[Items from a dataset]
---+---

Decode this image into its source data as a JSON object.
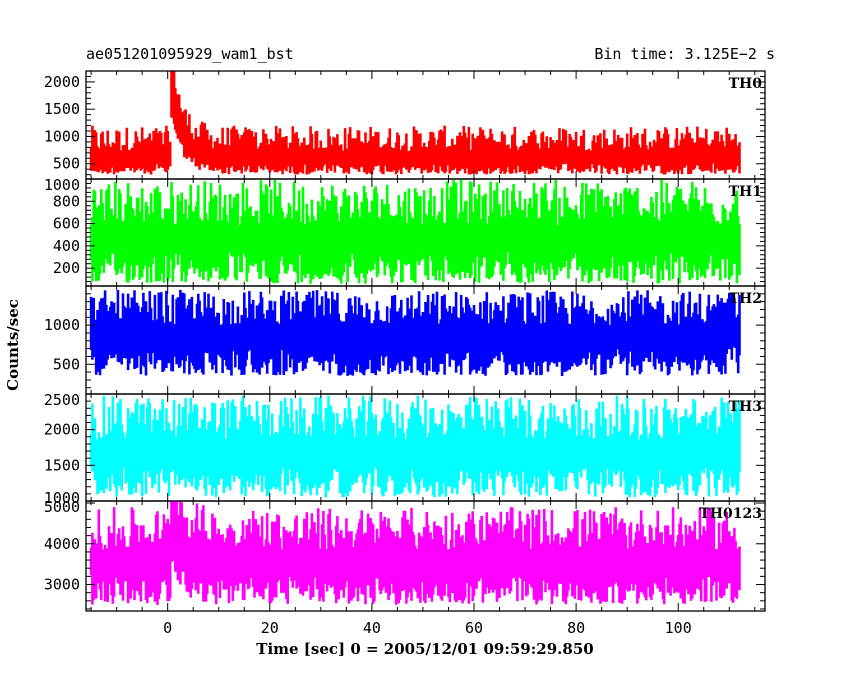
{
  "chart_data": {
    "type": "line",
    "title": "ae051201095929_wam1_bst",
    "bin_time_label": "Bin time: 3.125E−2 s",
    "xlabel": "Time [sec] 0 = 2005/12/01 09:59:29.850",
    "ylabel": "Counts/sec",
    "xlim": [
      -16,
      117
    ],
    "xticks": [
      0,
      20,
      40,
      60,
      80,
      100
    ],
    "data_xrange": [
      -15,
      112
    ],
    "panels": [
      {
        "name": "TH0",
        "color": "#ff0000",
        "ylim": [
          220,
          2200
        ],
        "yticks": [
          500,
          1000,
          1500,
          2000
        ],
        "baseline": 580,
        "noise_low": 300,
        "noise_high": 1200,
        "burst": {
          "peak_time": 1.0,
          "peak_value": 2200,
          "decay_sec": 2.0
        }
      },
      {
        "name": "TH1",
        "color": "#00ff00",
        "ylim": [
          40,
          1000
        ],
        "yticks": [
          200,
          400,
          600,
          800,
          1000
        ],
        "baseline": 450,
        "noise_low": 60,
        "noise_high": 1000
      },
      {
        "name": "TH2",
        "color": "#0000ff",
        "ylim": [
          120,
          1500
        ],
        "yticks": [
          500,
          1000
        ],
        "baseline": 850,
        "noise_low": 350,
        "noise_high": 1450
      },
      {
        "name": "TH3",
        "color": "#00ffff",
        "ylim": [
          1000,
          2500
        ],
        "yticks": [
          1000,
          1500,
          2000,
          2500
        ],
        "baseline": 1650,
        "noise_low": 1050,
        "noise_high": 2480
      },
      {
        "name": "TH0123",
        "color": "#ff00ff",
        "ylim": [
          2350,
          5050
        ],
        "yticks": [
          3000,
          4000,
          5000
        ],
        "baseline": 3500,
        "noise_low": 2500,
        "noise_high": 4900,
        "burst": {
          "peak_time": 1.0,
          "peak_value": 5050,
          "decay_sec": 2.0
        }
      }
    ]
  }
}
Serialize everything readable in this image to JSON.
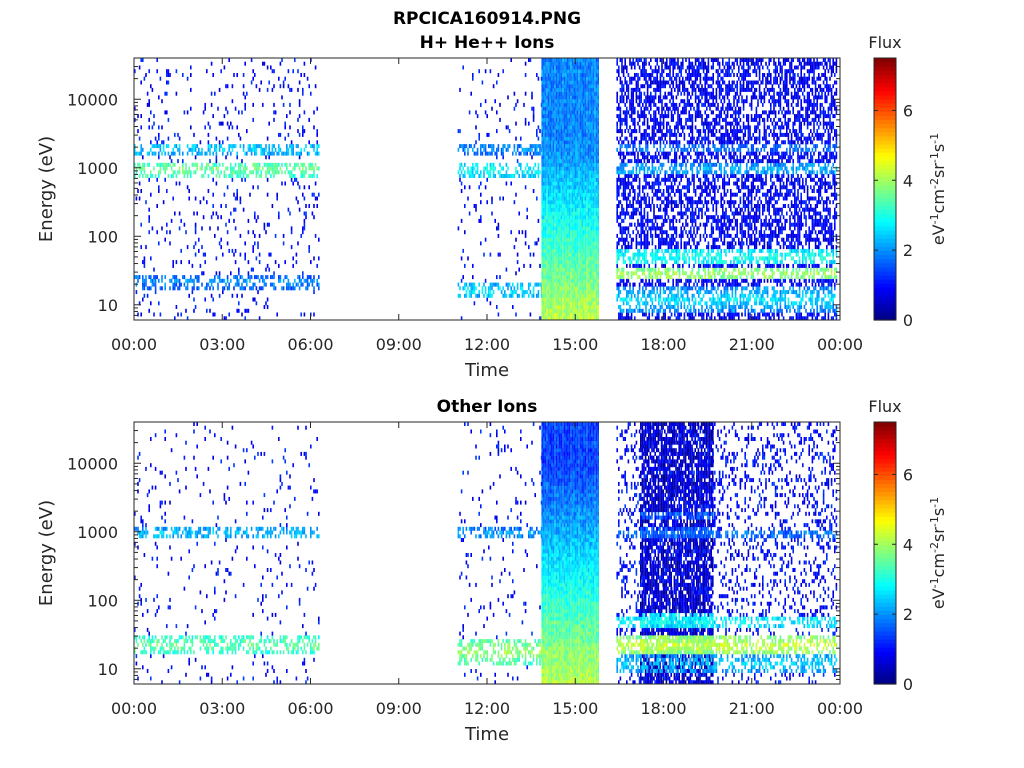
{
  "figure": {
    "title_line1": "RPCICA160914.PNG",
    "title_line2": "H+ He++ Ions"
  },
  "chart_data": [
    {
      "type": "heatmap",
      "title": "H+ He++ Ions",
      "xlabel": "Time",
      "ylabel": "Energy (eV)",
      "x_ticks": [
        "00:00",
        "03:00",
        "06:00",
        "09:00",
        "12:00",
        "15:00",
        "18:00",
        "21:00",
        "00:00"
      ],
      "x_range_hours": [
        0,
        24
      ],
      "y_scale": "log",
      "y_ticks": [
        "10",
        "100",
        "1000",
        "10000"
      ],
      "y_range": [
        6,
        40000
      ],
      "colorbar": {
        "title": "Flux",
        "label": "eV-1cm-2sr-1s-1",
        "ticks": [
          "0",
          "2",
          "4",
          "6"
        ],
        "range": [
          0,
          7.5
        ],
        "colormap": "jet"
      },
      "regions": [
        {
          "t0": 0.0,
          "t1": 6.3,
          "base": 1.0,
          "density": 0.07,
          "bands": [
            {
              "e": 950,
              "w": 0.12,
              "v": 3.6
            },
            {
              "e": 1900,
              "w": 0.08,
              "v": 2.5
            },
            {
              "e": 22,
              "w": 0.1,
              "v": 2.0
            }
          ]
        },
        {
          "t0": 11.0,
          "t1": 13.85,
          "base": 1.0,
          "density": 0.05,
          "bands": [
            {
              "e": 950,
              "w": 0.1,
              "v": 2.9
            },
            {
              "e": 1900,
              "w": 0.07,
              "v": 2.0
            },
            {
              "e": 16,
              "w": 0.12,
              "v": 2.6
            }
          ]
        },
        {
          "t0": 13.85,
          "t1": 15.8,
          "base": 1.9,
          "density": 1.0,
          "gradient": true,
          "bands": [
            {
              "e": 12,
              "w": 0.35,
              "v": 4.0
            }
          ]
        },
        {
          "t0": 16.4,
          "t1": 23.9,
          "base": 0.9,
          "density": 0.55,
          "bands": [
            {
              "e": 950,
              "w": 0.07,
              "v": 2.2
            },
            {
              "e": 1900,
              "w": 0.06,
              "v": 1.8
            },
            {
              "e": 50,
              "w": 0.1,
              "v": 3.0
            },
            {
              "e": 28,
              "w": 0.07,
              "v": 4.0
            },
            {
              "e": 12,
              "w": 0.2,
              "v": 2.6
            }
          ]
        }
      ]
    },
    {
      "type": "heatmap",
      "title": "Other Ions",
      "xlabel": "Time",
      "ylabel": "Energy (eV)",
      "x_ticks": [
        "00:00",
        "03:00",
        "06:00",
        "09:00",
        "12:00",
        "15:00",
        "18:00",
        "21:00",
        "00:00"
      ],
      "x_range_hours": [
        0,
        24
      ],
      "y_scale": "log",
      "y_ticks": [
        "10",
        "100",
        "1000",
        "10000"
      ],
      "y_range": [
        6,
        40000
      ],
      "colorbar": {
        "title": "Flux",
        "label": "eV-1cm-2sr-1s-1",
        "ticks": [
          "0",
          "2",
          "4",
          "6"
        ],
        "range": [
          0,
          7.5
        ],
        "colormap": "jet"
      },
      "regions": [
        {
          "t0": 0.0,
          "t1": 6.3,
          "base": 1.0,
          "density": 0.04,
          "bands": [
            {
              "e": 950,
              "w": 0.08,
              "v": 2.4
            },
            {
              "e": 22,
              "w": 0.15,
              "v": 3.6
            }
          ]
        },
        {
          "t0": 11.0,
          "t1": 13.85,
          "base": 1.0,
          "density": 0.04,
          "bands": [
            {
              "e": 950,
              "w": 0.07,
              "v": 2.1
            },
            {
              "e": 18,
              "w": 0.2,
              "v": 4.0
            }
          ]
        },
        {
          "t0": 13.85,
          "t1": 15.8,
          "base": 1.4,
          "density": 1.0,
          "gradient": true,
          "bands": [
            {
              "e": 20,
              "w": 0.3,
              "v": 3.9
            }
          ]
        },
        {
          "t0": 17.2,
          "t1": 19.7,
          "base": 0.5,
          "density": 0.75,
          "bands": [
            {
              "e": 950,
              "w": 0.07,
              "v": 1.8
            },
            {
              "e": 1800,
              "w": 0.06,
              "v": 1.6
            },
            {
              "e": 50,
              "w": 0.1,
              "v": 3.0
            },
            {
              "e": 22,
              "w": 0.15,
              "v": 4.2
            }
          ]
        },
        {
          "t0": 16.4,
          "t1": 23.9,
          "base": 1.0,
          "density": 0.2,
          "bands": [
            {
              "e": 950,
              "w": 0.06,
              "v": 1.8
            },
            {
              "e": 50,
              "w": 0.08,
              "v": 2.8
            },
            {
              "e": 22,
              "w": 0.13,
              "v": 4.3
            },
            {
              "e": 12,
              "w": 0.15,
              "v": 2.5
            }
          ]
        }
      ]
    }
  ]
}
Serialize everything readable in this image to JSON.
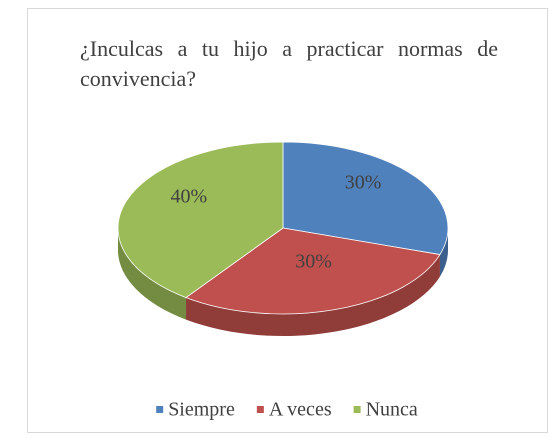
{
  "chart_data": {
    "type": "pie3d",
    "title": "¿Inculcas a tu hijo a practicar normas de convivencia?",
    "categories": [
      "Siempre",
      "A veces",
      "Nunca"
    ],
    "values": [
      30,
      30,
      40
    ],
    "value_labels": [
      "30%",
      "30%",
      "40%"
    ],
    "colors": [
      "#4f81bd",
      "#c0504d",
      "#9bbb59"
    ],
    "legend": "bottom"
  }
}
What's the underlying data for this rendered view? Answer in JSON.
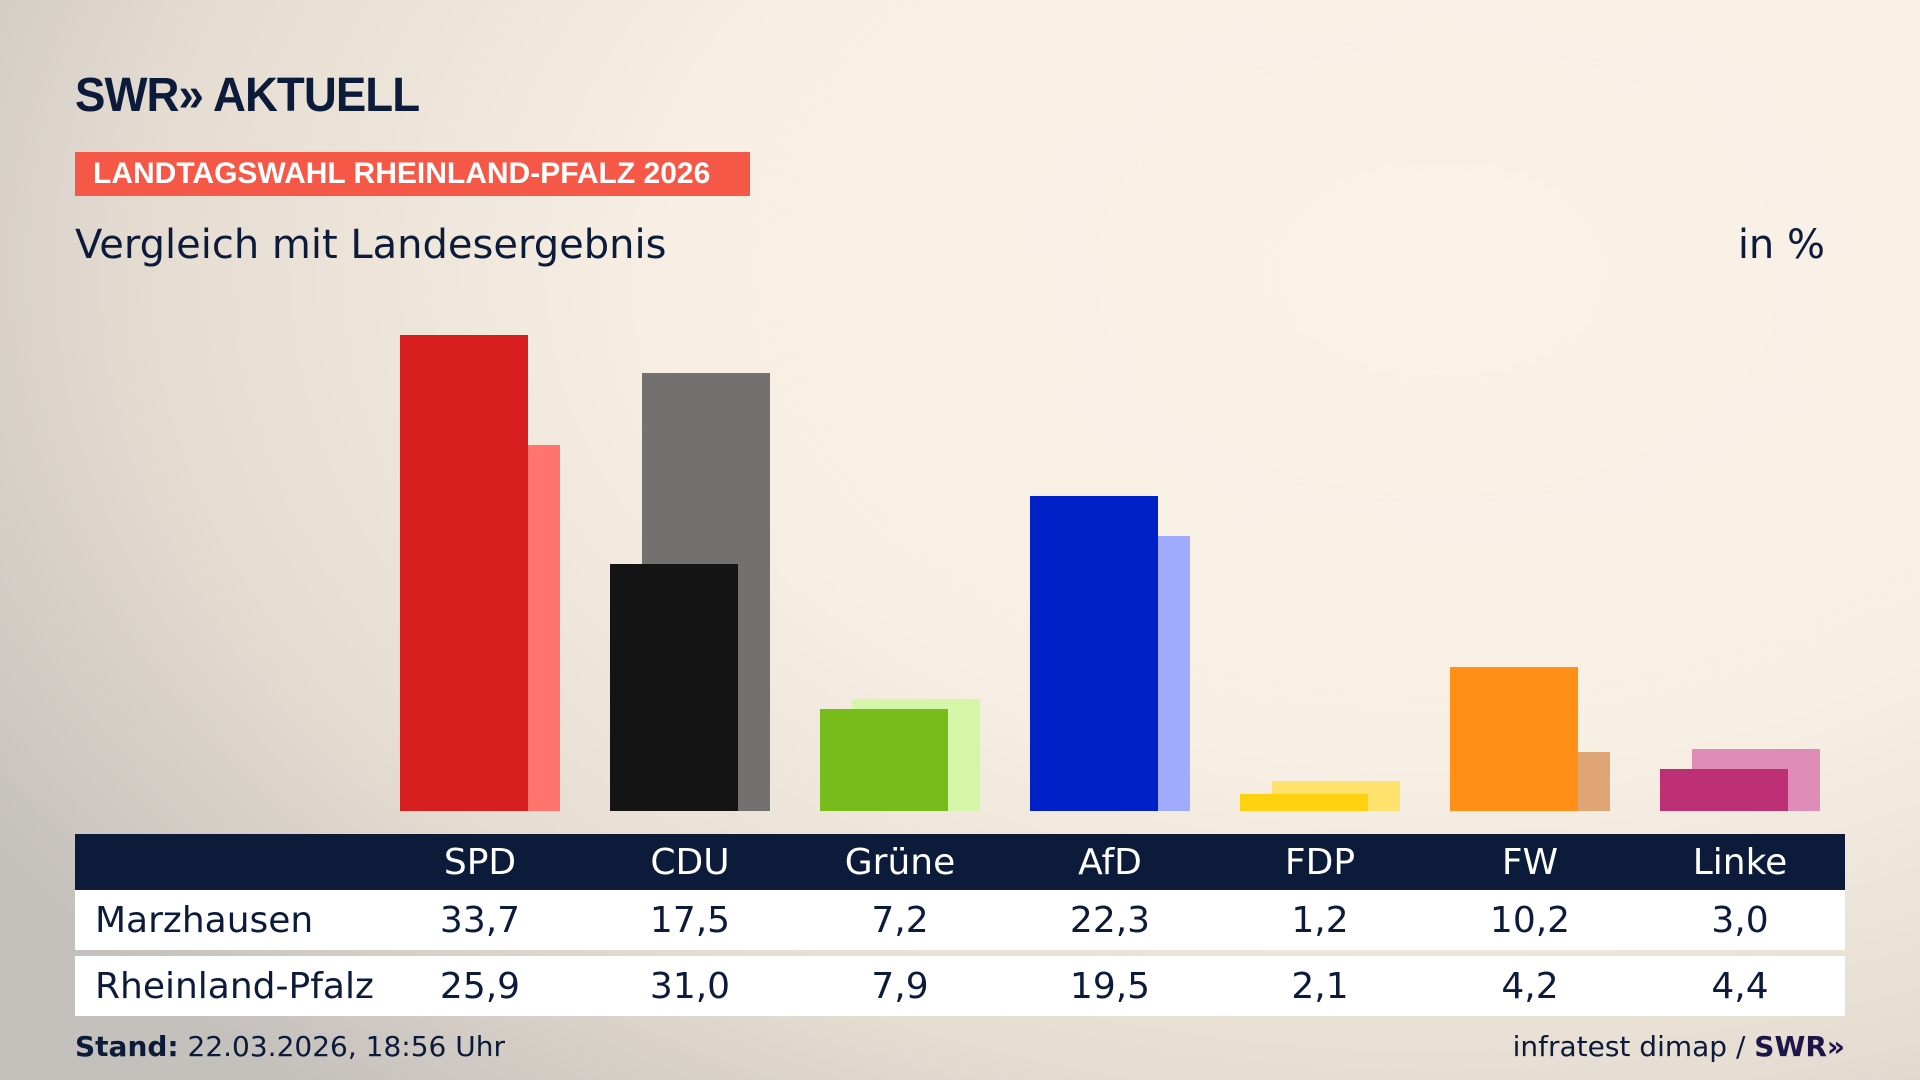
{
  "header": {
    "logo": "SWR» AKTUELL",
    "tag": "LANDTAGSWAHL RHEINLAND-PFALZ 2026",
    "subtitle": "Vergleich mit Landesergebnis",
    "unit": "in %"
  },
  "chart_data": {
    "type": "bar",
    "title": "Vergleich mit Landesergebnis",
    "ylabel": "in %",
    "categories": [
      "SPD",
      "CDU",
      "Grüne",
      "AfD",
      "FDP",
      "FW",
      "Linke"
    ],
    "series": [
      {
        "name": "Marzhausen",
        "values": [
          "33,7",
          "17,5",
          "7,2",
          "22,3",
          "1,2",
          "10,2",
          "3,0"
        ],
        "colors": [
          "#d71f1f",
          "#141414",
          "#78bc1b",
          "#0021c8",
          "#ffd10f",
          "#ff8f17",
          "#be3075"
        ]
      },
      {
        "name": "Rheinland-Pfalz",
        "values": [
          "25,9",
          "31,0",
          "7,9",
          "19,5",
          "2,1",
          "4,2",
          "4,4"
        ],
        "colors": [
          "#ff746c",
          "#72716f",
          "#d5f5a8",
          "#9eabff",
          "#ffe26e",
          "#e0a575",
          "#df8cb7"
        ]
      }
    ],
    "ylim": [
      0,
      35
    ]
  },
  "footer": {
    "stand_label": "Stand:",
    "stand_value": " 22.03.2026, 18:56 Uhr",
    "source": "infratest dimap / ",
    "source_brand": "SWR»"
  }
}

---+---

Only the lines from the one containing "What's the underlying" through the last line of the records above should be repeated, exactly and without pictures.

* [Finished answer]:
What's the underlying data for this rendered view? Answer in JSON.
{
  "header": {
    "logo": "SWR» AKTUELL",
    "tag": "LANDTAGSWAHL RHEINLAND-PFALZ 2026",
    "subtitle": "Vergleich mit Landesergebnis",
    "unit": "in %"
  },
  "chart_data": {
    "type": "bar",
    "title": "Vergleich mit Landesergebnis",
    "ylabel": "in %",
    "categories": [
      "SPD",
      "CDU",
      "Grüne",
      "AfD",
      "FDP",
      "FW",
      "Linke"
    ],
    "series": [
      {
        "name": "Marzhausen",
        "values": [
          "33,7",
          "17,5",
          "7,2",
          "22,3",
          "1,2",
          "10,2",
          "3,0"
        ],
        "colors": [
          "#d71f1f",
          "#141414",
          "#78bc1b",
          "#0021c8",
          "#ffd10f",
          "#ff8f17",
          "#be3075"
        ]
      },
      {
        "name": "Rheinland-Pfalz",
        "values": [
          "25,9",
          "31,0",
          "7,9",
          "19,5",
          "2,1",
          "4,2",
          "4,4"
        ],
        "colors": [
          "#ff746c",
          "#72716f",
          "#d5f5a8",
          "#9eabff",
          "#ffe26e",
          "#e0a575",
          "#df8cb7"
        ]
      }
    ],
    "ylim": [
      0,
      35
    ]
  },
  "footer": {
    "stand_label": "Stand:",
    "stand_value": " 22.03.2026, 18:56 Uhr",
    "source": "infratest dimap / ",
    "source_brand": "SWR»"
  }
}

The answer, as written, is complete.